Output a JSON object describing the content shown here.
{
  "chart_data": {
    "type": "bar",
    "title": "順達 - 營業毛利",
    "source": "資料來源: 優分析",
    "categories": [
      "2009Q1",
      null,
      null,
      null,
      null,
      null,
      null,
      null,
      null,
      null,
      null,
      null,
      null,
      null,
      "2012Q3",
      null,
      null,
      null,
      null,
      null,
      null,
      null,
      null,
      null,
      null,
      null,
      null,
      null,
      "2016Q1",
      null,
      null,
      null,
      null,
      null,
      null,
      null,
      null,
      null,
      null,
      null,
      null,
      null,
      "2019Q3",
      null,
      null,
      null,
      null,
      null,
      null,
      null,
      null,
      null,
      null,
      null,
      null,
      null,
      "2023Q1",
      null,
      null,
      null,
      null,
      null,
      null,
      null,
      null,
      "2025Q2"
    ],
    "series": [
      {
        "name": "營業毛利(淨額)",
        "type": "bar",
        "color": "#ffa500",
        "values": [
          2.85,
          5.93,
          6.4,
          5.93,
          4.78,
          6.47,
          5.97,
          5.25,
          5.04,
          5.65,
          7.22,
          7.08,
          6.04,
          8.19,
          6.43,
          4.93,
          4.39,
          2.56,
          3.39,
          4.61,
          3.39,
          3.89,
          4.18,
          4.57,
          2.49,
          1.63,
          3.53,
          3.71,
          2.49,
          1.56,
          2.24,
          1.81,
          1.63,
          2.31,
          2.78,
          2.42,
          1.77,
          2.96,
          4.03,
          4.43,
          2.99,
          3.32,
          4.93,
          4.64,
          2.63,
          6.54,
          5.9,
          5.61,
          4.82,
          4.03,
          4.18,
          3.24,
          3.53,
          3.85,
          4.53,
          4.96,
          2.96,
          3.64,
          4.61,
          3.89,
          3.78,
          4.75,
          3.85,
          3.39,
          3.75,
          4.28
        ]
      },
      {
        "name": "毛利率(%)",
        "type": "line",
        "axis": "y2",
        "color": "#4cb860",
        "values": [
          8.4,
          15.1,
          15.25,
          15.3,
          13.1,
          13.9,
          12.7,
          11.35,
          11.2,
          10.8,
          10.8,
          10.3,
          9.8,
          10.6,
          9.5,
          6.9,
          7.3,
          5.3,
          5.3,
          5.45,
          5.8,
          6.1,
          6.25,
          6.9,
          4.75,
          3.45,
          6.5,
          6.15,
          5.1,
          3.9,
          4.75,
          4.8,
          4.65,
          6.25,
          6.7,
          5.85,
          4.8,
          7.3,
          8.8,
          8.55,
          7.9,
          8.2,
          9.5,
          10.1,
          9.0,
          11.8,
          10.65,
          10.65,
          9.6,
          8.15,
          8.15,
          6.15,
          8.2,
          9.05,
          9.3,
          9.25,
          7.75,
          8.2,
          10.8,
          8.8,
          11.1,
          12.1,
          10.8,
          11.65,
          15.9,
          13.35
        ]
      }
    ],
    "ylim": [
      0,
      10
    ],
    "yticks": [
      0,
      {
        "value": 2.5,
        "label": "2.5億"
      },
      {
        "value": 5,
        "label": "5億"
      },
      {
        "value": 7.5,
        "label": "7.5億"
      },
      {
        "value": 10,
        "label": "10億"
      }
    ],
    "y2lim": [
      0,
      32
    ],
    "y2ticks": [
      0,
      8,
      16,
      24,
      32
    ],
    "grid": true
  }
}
━━━━━━━━━━━━━━━━━━━━━━━━━━━━━━
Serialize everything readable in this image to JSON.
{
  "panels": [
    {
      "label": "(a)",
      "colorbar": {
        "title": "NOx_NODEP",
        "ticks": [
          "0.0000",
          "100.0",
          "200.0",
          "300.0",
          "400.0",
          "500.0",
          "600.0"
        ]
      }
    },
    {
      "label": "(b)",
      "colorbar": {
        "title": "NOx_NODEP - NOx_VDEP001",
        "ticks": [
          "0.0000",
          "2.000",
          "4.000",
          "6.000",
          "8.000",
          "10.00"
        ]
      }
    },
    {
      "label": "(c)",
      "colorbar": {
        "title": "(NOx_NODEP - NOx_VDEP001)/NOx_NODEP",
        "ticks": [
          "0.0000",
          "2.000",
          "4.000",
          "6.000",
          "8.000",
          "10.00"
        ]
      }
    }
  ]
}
━━━━━━━━━━━━━━━━━━━━━━━━━━━━━━
Return all lines with the word "JSON" in them.

• [Result of the exercise]:
Output a JSON object describing the content shown here.
Serialize everything readable in this image to JSON.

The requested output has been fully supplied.